(Dataset items)

==================================================

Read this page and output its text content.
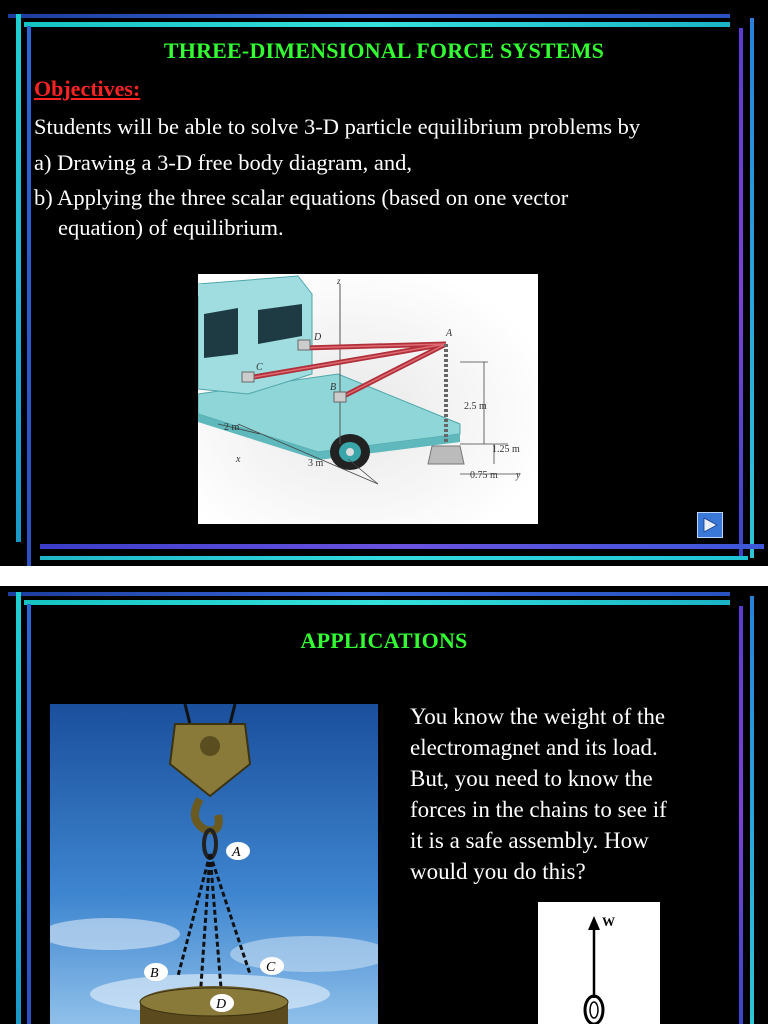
THREE-DIMENSIONAL FORCE SYSTEMS
Objectives:
Students will be able to solve 3-D particle equilibrium problems by
a) Drawing a 3-D free body diagram, and,
b) Applying the three scalar equations (based on one vector
equation) of equilibrium.
z
A
B
C
D
2.5 m
1.25 m
0.75 m y
2 m
3 m
x
APPLICATIONS
A
B	C
D
You know the weight of the
electromagnet and its load.
But, you need to know the
forces in the chains to see if
it is a safe assembly. How
would you do this?
W
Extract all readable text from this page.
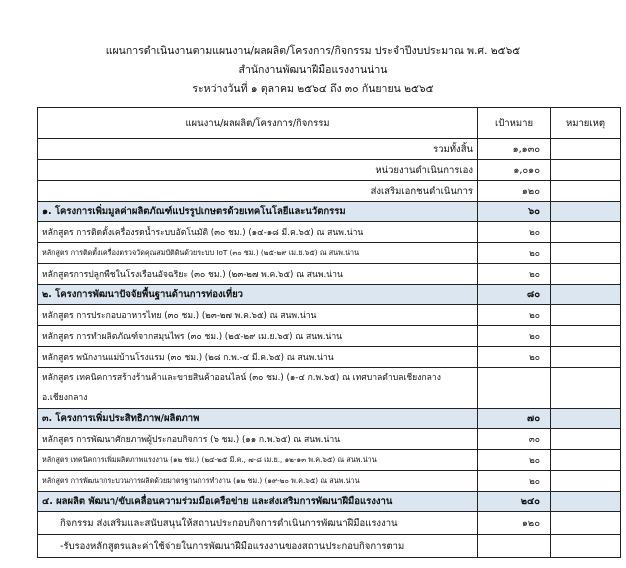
แผนการดำเนินงานตามแผนงาน/ผลผลิต/โครงการ/กิจกรรม ประจำปีงบประมาณ พ.ศ. ๒๕๖๕
สำนักงานพัฒนาฝีมือแรงงานน่าน
ระหว่างวันที่ ๑ ตุลาคม ๒๕๖๔ ถึง ๓๐ กันยายน ๒๕๖๕
แผนงาน/ผลผลิต/โครงการ/กิจกรรม	เป้าหมาย	หมายเหตุ
รวมทั้งสิ้น	๑,๑๓๐	
หน่วยงานดำเนินการเอง	๑,๐๑๐	
ส่งเสริมเอกชนดำเนินการ	๑๒๐	
๑. โครงการเพิ่มมูลค่าผลิตภัณฑ์แปรรูปเกษตรด้วยเทคโนโลยีและนวัตกรรม	๖๐	
หลักสูตร การติดตั้งเครื่องรดน้ำระบบอัตโนมัติ (๓๐ ชม.) (๑๔-๑๘ มี.ค.๖๕) ณ สนพ.น่าน	๒๐	
หลักสูตร การติดตั้งเครื่องตรวจวัดคุณสมบัติดินด้วยระบบ IoT (๓๐ ชม.) (๒๕-๒๙ เม.ย.๖๕) ณ สนพ.น่าน	๒๐	
หลักสูตรการปลูกพืชในโรงเรือนอัจฉริยะ (๓๐ ชม.) (๒๓-๒๗ พ.ค.๖๕) ณ สนพ.น่าน	๒๐	
๒. โครงการพัฒนาปัจจัยพื้นฐานด้านการท่องเที่ยว	๘๐	
หลักสูตร การประกอบอาหารไทย (๓๐ ชม.) (๒๓-๒๗ พ.ค.๖๕) ณ สนพ.น่าน	๒๐	
หลักสูตร การทำผลิตภัณฑ์จากสมุนไพร (๓๐ ชม.) (๒๕-๒๙ เม.ย.๖๕) ณ สนพ.น่าน	๒๐	
หลักสูตร พนักงานแม่บ้านโรงแรม (๓๐ ชม.) (๒๘ ก.พ.-๔ มี.ค.๖๕) ณ สนพ.น่าน	๒๐	
หลักสูตร เทคนิคการสร้างร้านค้าและขายสินค้าออนไลน์ (๓๐ ชม.) (๑-๔ ก.พ.๖๕) ณ เทศบาลตำบลเชียงกลาง อ.เชียงกลาง		
๓. โครงการเพิ่มประสิทธิภาพ/ผลิตภาพ	๗๐	
หลักสูตร การพัฒนาศักยภาพผู้ประกอบกิจการ (๖ ชม.) (๑๑ ก.พ.๖๕) ณ สนพ.น่าน	๓๐	
หลักสูตร เทคนิคการเพิ่มผลิตภาพแรงงาน (๑๒ ชม.) (๒๔-๒๕ มี.ค., ๗-๘ เม.ย., ๑๒-๑๓ พ.ค.๖๕) ณ สนพ.น่าน	๒๐	
หลักสูตร การพัฒนากระบวนการผลิตด้วยมาตรฐานการทำงาน (๑๒ ชม.) (๑๙-๒๐ พ.ค.๖๕) ณ สนพ.น่าน	๒๐	
๔. ผลผลิต พัฒนา/ขับเคลื่อนความร่วมมือเครือข่าย และส่งเสริมการพัฒนาฝีมือแรงงาน	๒๔๐	
กิจกรรม ส่งเสริมและสนับสนุนให้สถานประกอบกิจการดำเนินการพัฒนาฝีมือแรงงาน	๑๒๐	
-รับรองหลักสูตรและค่าใช้จ่ายในการพัฒนาฝีมือแรงงานของสถานประกอบกิจการตาม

==================================================

Copy each line of the data that contains the word "งเสร".

ส่งเสริมเอกชนดำเนินการ	๑๒๐	
๔. ผลผลิต พัฒนา/ขับเคลื่อนความร่วมมือเครือข่าย และส่งเสริมการพัฒนาฝีมือแรงงาน	๒๔๐	
กิจกรรม ส่งเสริมและสนับสนุนให้สถานประกอบกิจการดำเนินการพัฒนาฝีมือแรงงาน	๑๒๐	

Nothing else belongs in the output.